[Figure record listings]
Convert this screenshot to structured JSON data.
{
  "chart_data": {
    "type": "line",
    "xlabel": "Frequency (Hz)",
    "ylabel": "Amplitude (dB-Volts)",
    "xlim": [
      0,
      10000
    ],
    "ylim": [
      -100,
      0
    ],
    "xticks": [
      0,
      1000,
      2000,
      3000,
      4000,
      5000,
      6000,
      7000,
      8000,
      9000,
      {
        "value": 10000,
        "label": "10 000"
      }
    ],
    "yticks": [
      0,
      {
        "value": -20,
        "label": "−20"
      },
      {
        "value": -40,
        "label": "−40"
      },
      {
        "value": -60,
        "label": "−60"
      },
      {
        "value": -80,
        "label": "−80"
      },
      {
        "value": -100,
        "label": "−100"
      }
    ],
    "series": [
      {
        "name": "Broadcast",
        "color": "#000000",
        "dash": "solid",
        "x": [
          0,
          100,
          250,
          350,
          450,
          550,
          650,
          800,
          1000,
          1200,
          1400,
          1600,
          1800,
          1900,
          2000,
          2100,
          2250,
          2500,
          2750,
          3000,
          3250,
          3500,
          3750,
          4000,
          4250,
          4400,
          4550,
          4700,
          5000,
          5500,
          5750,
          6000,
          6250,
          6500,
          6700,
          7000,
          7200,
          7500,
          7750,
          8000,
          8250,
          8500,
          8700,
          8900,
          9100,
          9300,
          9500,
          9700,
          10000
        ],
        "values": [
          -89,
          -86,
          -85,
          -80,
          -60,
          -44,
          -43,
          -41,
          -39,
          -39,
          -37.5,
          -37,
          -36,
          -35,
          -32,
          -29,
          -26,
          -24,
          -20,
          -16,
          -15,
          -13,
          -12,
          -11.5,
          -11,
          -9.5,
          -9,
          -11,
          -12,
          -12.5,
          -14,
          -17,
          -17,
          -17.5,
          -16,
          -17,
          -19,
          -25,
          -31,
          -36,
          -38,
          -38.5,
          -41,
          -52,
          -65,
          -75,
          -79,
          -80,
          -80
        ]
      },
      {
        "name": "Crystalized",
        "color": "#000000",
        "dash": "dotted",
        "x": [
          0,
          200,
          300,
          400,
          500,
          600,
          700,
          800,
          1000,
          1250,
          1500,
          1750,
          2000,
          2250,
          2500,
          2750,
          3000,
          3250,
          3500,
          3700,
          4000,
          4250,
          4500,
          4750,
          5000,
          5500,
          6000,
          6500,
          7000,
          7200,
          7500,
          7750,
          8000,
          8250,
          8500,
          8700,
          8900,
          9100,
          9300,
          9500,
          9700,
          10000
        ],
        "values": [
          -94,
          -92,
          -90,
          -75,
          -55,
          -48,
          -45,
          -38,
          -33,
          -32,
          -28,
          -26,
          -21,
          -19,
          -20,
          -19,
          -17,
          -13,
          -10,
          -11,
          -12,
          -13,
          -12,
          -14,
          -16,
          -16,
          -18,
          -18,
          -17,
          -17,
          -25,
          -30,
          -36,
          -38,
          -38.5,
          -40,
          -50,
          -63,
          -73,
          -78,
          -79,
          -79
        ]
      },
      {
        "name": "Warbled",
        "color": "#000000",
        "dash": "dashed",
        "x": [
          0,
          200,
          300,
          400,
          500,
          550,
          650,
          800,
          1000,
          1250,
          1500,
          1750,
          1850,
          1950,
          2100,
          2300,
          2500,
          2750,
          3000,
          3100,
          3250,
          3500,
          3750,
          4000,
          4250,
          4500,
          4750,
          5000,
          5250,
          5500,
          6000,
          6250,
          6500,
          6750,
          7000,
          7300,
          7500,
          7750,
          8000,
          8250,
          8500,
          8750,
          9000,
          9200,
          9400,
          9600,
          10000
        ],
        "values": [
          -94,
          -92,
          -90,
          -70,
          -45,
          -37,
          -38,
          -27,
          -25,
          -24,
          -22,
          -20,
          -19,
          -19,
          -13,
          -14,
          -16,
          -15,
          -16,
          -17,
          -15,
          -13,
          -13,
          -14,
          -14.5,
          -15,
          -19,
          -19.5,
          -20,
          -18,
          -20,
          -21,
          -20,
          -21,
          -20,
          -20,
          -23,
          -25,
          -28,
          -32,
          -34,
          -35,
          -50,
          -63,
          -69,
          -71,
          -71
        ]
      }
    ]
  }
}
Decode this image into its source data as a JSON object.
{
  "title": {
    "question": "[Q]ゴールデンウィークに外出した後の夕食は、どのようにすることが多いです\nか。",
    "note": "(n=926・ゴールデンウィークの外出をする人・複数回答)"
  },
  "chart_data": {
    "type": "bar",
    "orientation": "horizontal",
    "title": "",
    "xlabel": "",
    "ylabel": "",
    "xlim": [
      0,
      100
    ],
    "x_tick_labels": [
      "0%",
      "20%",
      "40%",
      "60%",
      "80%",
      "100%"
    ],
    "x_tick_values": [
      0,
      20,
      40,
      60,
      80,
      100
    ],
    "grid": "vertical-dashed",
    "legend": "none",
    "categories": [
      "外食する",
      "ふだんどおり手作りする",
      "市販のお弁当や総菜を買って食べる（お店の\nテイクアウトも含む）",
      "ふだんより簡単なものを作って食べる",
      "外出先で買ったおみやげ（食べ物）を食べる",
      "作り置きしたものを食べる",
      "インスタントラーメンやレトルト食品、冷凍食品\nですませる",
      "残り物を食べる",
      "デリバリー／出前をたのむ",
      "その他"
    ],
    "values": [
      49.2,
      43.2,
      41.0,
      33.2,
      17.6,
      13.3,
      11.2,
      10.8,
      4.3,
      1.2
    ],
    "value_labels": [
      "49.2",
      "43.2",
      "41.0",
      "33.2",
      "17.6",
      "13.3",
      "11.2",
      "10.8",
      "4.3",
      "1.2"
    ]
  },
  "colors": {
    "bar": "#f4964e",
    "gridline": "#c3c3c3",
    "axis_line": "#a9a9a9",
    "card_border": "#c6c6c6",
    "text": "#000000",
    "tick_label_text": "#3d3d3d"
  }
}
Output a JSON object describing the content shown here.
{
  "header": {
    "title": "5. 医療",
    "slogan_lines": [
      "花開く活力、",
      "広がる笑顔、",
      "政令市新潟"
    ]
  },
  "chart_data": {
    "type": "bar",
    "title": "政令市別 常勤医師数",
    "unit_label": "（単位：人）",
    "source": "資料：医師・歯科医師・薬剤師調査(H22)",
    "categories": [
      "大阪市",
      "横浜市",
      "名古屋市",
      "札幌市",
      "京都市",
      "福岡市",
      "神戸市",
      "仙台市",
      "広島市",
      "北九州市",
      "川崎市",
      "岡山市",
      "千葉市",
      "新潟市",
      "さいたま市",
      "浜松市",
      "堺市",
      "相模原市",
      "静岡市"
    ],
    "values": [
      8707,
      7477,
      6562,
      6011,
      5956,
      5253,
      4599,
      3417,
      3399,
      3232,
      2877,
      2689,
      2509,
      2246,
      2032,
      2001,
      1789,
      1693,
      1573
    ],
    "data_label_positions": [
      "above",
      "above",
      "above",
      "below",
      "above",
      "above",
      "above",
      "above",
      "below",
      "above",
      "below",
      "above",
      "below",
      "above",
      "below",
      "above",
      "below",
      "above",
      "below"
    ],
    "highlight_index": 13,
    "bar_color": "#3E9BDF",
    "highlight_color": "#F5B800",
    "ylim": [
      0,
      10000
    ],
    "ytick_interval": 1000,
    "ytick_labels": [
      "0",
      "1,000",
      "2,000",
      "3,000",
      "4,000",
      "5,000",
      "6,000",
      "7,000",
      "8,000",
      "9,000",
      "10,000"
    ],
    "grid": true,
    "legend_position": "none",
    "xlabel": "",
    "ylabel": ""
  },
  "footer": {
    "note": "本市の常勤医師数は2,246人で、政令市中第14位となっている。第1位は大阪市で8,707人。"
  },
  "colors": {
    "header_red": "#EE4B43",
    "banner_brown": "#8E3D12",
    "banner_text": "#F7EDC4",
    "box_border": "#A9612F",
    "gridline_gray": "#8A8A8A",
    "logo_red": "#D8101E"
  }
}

*What you should do:* Where a line holds the string "this", copy that line.

*Problem solution:*
Convert this screenshot to structured JSON data.
Decode this image into its source data as a JSON object.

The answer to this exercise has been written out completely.